Preparing for the course
You will need R and RStudio for this course. You will need to download and install R and RStudio on your computer.
Detailed instructions can also be found here for installing the tools you need and working with the lab materials.
If you are not already familiar with R, we strongly encourage you to attempt to become familiar before the start of the course. That way, you will spend much less time become familiar with the tools, and be able to focus more on the methods. The following links provide basic introductions to R, which you can study at your own pace before the course begins.
- An Introduction to R.
- Data Camp R tutorials.
- Data Camp R Markdown tutorials, first chapter.
- R Codeschool.
We also strongly recommend you spend some time before the course working through the following materials:
- Garrett Grolemund and Hadley Wickham (2016) R for Data Science, O’Reilly Media. Note: Online version is available from the authors’ page here.
- James et al. (2021) An Introduction to Statistical Learning: With applications in R, Springer. Particularly chapters 1 and 2. Note: The book is available free online here.

=-=-=-=-=

What is expected –
Using the course preparation text, explain why students who don't already know R are urged to get familiar with it before the course starts.

=-=-=-=-=

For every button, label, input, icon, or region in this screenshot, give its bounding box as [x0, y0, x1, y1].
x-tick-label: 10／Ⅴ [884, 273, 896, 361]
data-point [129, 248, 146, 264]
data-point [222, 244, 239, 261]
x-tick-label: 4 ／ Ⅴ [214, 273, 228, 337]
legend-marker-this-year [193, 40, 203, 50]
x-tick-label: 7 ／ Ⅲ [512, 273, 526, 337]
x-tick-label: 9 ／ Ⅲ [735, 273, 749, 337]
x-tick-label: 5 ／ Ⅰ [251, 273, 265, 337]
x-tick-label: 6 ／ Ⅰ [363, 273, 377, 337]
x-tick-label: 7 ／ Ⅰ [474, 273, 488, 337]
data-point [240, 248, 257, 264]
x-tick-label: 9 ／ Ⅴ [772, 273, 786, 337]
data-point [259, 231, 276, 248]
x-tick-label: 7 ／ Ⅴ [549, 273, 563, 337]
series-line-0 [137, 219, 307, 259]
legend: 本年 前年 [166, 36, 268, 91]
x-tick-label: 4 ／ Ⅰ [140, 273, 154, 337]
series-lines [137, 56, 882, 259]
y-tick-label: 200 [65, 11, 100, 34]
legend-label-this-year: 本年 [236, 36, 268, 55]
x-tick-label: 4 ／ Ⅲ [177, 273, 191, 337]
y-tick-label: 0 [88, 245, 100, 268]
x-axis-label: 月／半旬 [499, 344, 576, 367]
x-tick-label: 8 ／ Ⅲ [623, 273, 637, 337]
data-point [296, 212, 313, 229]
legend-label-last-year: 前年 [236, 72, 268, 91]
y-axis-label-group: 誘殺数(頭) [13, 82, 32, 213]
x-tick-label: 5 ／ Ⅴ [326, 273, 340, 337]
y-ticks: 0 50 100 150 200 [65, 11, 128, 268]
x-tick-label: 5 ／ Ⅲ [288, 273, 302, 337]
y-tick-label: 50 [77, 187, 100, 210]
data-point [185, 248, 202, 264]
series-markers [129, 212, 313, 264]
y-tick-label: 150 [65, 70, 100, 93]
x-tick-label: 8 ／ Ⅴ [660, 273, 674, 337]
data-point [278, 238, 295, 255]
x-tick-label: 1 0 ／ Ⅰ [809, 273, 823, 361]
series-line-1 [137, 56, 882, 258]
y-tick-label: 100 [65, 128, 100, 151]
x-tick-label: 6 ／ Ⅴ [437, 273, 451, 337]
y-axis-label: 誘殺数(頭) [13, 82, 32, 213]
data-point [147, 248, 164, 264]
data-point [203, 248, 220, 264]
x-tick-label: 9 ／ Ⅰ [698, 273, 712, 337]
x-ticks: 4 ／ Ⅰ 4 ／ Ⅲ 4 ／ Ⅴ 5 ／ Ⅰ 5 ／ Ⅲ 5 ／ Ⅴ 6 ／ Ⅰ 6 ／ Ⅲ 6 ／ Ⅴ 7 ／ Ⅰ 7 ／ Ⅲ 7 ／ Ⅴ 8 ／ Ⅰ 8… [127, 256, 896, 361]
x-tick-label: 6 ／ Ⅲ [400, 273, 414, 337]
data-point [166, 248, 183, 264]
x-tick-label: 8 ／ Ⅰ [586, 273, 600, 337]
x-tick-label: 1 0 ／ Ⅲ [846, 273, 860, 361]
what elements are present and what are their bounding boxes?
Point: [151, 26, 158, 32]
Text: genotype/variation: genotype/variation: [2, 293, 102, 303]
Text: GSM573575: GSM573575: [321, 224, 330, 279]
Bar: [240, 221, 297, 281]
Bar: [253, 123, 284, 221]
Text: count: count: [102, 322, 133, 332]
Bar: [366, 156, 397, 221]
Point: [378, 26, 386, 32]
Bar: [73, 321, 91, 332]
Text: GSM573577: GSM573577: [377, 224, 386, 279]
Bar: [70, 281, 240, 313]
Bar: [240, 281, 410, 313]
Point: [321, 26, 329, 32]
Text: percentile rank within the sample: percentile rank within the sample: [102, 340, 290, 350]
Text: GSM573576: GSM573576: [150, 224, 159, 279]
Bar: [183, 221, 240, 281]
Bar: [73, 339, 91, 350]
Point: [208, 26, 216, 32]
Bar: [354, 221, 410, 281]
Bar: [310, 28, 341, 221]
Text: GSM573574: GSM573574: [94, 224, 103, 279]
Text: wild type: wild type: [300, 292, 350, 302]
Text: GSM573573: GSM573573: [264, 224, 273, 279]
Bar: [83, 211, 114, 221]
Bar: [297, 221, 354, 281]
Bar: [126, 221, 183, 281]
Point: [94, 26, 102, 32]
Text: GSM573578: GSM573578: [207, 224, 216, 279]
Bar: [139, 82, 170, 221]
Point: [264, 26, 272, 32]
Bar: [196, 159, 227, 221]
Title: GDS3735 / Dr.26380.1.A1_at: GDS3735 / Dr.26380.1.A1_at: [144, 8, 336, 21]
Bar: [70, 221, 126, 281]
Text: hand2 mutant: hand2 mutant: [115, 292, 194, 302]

=-=-=-=-=

Task output –
Learning R beforehand means students will spend much less time during the course getting used to the tools. That leaves them free to focus more on the methods being taught.